Report only the number of lines in this material that include the string "JSON".
^^^^^^^^
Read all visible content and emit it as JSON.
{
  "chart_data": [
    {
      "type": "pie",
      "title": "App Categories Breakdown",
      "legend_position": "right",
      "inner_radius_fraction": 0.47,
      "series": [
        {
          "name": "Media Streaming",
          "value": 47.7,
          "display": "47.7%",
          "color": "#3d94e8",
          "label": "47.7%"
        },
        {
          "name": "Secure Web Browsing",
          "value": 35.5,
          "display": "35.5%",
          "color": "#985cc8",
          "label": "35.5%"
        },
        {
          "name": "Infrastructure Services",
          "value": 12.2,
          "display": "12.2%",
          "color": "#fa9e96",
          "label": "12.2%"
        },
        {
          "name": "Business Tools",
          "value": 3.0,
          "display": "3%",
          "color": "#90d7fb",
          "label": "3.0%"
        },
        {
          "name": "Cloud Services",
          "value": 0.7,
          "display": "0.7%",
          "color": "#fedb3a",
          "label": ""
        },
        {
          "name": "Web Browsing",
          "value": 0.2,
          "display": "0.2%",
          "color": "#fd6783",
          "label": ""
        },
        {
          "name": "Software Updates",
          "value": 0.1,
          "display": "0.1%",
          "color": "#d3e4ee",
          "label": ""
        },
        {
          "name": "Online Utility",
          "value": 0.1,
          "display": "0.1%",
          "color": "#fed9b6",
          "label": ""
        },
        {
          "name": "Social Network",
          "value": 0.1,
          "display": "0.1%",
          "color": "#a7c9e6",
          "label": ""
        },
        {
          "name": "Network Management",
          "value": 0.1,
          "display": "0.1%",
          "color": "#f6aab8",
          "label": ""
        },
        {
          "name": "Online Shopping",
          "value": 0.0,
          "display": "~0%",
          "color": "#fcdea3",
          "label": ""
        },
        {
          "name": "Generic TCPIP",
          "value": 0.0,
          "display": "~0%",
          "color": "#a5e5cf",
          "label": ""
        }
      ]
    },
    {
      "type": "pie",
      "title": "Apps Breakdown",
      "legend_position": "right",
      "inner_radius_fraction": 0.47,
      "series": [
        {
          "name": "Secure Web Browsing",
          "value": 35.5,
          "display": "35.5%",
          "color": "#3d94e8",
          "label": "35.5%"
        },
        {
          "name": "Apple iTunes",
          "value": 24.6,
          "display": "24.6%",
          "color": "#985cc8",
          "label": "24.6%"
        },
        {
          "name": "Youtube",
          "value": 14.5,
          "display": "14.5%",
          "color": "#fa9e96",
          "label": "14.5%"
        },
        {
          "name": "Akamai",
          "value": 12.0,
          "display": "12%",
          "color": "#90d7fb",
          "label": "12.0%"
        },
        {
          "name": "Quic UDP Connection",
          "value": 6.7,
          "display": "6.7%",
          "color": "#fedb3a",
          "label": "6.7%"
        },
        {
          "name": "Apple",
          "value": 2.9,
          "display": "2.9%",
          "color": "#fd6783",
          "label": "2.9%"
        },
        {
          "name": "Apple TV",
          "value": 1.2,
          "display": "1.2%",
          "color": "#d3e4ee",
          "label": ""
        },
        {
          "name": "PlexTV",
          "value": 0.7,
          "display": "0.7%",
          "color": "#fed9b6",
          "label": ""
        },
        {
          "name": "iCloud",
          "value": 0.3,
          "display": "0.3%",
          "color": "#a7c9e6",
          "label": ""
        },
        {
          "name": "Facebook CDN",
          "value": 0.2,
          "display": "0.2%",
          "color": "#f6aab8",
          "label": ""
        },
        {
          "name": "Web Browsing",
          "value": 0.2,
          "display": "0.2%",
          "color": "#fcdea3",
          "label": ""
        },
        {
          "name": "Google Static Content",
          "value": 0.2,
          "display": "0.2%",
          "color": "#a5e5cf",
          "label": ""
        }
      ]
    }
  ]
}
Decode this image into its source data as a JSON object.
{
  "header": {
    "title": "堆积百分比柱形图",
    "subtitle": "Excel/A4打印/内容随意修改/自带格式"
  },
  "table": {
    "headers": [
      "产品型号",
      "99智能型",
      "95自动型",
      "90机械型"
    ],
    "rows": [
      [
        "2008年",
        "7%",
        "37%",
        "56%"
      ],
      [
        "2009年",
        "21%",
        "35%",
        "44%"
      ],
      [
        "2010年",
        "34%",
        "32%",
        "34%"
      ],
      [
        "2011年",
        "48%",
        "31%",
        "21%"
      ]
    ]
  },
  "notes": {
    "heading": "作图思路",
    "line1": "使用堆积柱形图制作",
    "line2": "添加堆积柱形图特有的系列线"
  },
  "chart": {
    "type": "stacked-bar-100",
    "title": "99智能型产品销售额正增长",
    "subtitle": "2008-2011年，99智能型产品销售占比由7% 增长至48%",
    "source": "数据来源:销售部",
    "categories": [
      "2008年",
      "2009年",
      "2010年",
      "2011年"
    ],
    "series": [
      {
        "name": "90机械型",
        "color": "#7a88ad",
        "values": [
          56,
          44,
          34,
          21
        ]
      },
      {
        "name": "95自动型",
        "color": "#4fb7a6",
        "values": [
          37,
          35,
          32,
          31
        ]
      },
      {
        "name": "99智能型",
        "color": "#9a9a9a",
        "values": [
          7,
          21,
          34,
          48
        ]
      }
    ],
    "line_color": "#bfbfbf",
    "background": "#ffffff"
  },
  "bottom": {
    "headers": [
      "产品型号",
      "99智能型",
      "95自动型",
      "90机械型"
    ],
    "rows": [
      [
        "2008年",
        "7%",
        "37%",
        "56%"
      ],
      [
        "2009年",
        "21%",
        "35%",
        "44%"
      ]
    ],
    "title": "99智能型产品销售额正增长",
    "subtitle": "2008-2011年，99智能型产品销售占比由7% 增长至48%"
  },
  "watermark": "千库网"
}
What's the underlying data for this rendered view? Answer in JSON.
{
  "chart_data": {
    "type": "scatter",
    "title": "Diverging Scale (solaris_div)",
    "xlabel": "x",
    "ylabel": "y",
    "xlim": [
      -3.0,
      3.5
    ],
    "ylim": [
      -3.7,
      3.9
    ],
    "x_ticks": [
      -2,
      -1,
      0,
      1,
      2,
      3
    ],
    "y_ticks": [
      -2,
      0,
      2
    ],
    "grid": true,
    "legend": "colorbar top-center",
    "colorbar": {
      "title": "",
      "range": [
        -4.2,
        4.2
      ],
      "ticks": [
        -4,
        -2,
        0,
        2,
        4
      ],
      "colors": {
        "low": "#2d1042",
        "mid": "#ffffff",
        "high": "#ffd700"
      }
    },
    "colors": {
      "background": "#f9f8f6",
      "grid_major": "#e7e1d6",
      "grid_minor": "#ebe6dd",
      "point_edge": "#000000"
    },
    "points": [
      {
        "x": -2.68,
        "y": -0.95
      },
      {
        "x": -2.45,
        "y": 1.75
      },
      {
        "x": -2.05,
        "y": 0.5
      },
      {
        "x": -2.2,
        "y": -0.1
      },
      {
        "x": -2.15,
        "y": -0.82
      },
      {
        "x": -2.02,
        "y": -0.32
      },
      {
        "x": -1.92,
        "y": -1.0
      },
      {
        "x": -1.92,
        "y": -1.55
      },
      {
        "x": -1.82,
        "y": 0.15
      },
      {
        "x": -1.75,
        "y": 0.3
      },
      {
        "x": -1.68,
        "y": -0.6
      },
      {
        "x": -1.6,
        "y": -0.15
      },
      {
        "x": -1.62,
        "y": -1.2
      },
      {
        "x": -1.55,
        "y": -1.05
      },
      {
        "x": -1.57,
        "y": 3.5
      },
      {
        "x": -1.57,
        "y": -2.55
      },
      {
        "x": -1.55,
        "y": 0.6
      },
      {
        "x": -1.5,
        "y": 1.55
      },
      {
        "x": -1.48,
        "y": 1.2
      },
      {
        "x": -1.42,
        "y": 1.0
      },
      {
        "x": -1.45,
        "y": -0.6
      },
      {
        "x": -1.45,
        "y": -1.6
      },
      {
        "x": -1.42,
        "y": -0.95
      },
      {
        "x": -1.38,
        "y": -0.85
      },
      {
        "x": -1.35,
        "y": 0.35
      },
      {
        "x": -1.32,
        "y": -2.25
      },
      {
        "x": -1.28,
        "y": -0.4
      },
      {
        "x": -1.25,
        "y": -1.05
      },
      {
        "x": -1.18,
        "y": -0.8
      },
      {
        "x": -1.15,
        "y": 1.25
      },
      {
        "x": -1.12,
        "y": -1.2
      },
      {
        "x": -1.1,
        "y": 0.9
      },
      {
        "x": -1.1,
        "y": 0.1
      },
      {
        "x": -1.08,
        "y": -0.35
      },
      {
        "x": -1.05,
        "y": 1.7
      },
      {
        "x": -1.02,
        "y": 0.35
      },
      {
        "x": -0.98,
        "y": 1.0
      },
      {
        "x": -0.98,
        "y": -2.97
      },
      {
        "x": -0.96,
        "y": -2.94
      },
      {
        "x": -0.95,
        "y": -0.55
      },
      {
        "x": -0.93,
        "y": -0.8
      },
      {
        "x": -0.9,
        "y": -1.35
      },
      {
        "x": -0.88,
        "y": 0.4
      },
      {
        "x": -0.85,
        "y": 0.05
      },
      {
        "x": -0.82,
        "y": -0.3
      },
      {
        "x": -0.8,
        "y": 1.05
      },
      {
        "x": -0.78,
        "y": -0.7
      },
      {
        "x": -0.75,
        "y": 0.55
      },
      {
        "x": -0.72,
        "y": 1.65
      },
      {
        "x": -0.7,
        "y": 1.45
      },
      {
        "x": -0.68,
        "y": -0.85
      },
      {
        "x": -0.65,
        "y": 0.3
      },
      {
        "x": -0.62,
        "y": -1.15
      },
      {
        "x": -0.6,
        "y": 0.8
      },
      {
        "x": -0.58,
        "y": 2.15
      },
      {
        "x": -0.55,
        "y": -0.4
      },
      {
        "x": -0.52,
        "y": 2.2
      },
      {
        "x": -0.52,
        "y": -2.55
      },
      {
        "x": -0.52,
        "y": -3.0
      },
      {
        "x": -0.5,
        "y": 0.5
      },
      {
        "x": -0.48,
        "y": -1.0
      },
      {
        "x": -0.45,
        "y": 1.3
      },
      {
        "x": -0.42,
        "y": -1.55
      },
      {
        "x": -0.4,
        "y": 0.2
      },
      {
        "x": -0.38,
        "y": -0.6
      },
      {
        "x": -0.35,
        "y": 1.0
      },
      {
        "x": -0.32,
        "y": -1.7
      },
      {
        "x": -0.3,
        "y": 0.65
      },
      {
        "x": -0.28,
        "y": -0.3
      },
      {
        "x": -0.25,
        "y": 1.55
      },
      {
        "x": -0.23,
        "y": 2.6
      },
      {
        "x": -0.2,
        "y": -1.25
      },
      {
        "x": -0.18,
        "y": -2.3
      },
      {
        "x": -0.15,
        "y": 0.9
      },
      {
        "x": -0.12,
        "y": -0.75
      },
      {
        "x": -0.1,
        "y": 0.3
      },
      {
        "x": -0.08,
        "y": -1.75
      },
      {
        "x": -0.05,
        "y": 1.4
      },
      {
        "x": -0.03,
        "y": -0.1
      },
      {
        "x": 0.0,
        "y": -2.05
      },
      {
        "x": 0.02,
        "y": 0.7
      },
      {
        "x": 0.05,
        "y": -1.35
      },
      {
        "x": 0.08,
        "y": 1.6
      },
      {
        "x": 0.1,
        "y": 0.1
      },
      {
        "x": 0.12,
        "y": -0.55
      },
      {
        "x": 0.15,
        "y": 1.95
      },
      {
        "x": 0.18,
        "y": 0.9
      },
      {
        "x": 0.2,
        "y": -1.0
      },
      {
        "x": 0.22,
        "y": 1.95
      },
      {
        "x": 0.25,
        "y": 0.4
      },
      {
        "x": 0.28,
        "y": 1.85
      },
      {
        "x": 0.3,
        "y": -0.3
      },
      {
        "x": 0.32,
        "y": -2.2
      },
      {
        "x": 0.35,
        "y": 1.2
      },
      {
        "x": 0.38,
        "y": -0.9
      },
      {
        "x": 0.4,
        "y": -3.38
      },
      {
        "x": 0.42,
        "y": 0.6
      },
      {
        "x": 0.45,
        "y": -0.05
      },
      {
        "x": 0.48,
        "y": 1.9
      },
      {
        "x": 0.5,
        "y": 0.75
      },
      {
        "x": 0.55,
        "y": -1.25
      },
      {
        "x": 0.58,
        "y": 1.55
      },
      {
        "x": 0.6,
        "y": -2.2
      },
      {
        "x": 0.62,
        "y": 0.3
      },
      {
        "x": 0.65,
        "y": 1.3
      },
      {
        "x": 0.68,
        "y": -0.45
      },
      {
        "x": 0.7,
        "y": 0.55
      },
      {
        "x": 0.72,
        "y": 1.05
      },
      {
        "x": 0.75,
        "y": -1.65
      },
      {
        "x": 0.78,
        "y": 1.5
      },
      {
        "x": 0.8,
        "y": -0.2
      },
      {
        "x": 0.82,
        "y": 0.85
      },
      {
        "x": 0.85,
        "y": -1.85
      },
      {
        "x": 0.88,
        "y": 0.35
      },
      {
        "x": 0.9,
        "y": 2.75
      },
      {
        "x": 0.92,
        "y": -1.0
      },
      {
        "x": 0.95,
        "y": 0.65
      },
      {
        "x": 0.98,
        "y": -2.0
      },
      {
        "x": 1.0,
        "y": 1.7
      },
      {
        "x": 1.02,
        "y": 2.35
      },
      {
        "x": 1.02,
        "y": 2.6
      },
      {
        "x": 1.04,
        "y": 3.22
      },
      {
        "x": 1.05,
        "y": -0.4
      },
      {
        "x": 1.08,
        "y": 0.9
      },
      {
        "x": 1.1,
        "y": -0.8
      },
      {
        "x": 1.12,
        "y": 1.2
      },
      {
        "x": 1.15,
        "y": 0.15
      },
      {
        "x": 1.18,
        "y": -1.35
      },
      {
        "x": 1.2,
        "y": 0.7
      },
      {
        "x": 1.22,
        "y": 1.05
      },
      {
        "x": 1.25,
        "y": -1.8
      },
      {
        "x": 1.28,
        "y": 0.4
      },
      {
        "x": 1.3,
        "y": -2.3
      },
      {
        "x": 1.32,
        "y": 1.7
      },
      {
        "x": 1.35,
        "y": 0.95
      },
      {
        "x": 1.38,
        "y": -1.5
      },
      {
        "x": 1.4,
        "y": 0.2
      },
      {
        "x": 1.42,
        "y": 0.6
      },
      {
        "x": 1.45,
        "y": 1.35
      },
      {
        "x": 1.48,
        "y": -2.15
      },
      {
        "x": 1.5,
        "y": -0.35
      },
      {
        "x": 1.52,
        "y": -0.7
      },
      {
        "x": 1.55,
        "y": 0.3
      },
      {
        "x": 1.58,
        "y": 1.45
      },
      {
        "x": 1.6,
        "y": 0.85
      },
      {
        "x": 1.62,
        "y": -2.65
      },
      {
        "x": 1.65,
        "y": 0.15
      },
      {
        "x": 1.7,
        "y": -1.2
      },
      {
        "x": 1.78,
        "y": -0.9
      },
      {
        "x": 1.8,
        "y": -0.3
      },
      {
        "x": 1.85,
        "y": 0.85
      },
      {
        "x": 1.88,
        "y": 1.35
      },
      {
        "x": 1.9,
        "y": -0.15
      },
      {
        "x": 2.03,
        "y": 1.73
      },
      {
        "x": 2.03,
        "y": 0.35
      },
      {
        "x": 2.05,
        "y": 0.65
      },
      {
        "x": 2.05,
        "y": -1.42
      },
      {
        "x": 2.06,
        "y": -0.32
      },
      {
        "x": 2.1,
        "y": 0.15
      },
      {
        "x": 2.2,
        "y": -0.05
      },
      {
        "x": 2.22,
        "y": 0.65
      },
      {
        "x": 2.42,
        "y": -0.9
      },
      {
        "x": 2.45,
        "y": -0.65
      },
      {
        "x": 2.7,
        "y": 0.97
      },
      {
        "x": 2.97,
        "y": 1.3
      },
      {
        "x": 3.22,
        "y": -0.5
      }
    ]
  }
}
^^^^^^^^
RESPONSE FOR THIS EXERCISE: 3